Check each line of the material below, and copy it if it holds the string "title".
* start *
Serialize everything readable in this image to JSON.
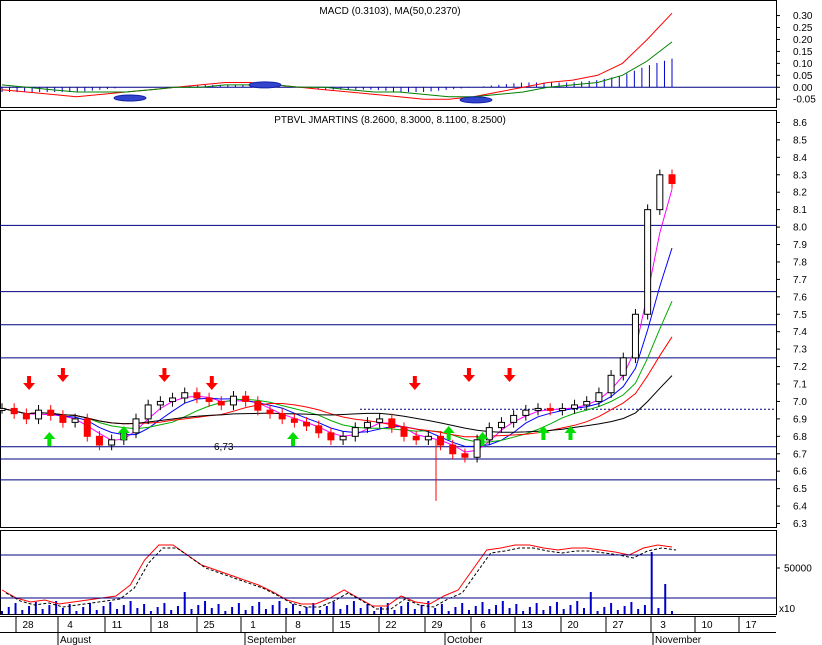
{
  "chart_data": [
    {
      "type": "line",
      "panel": "macd",
      "title": "MACD (0.3103), MA(50,0.2370)",
      "ylim": [
        -0.07,
        0.34
      ],
      "y_ticks": [
        "0.30",
        "0.25",
        "0.20",
        "0.15",
        "0.10",
        "0.05",
        "0.00",
        "-0.05"
      ],
      "y_tick_values": [
        0.3,
        0.25,
        0.2,
        0.15,
        0.1,
        0.05,
        0.0,
        -0.05
      ],
      "series": [
        {
          "color": "#ff0000",
          "values": [
            -0.01,
            -0.02,
            -0.03,
            -0.04,
            -0.03,
            -0.02,
            -0.01,
            0.0,
            0.01,
            0.02,
            0.02,
            0.01,
            0.0,
            -0.01,
            -0.02,
            -0.03,
            -0.04,
            -0.05,
            -0.05,
            -0.04,
            -0.02,
            0.0,
            0.02,
            0.03,
            0.05,
            0.1,
            0.2,
            0.31
          ]
        },
        {
          "color": "#008000",
          "values": [
            0.01,
            0.0,
            -0.01,
            -0.02,
            -0.02,
            -0.02,
            -0.01,
            0.0,
            0.0,
            0.01,
            0.01,
            0.01,
            0.0,
            0.0,
            -0.01,
            -0.02,
            -0.02,
            -0.03,
            -0.04,
            -0.04,
            -0.03,
            -0.02,
            0.0,
            0.01,
            0.02,
            0.05,
            0.11,
            0.19
          ]
        }
      ]
    },
    {
      "type": "candlestick",
      "panel": "price",
      "title": "PTBVL JMARTINS (8.2600, 8.3000, 8.1100, 8.2500)",
      "ylim": [
        6.28,
        8.66
      ],
      "y_ticks": [
        "8.6",
        "8.5",
        "8.4",
        "8.3",
        "8.2",
        "8.1",
        "8.0",
        "7.9",
        "7.8",
        "7.7",
        "7.6",
        "7.5",
        "7.4",
        "7.3",
        "7.2",
        "7.1",
        "7.0",
        "6.9",
        "6.8",
        "6.7",
        "6.6",
        "6.5",
        "6.4",
        "6.3"
      ],
      "y_tick_values": [
        8.6,
        8.5,
        8.4,
        8.3,
        8.2,
        8.1,
        8.0,
        7.9,
        7.8,
        7.7,
        7.6,
        7.5,
        7.4,
        7.3,
        7.2,
        7.1,
        7.0,
        6.9,
        6.8,
        6.7,
        6.6,
        6.5,
        6.4,
        6.3
      ],
      "horizontal_lines": [
        8.01,
        7.63,
        7.44,
        7.25,
        6.74,
        6.67,
        6.55
      ],
      "dashed_line": 6.955,
      "annotation": "6,73",
      "closes": [
        6.96,
        6.93,
        6.9,
        6.95,
        6.92,
        6.88,
        6.9,
        6.8,
        6.75,
        6.78,
        6.82,
        6.9,
        6.98,
        7.0,
        7.02,
        7.05,
        7.02,
        7.0,
        6.98,
        7.03,
        7.0,
        6.95,
        6.93,
        6.9,
        6.88,
        6.86,
        6.82,
        6.78,
        6.8,
        6.85,
        6.88,
        6.9,
        6.85,
        6.8,
        6.78,
        6.8,
        6.75,
        6.7,
        6.68,
        6.78,
        6.85,
        6.88,
        6.92,
        6.95,
        6.96,
        6.95,
        6.96,
        6.98,
        7.0,
        7.05,
        7.15,
        7.25,
        7.5,
        8.1,
        8.3,
        8.25
      ],
      "arrows_down": [
        4,
        9,
        24,
        31,
        61,
        69,
        75
      ],
      "arrows_up": [
        7,
        18,
        43,
        66,
        71,
        80,
        84
      ]
    },
    {
      "type": "line",
      "panel": "stochastic_volume",
      "y_ticks": [
        "50000"
      ],
      "y_tick_values": [
        50000
      ],
      "scale_note": "x10",
      "x_labels": [
        "28",
        "4",
        "11",
        "18",
        "25",
        "1",
        "8",
        "15",
        "22",
        "29",
        "6",
        "13",
        "20",
        "27",
        "3",
        "10",
        "17"
      ],
      "month_labels": [
        "August",
        "September",
        "October",
        "November"
      ]
    }
  ]
}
* end *
COMPLETE RESPONSE:
      "title": "MACD (0.3103), MA(50,0.2370)",
      "title": "PTBVL JMARTINS (8.2600, 8.3000, 8.1100, 8.2500)",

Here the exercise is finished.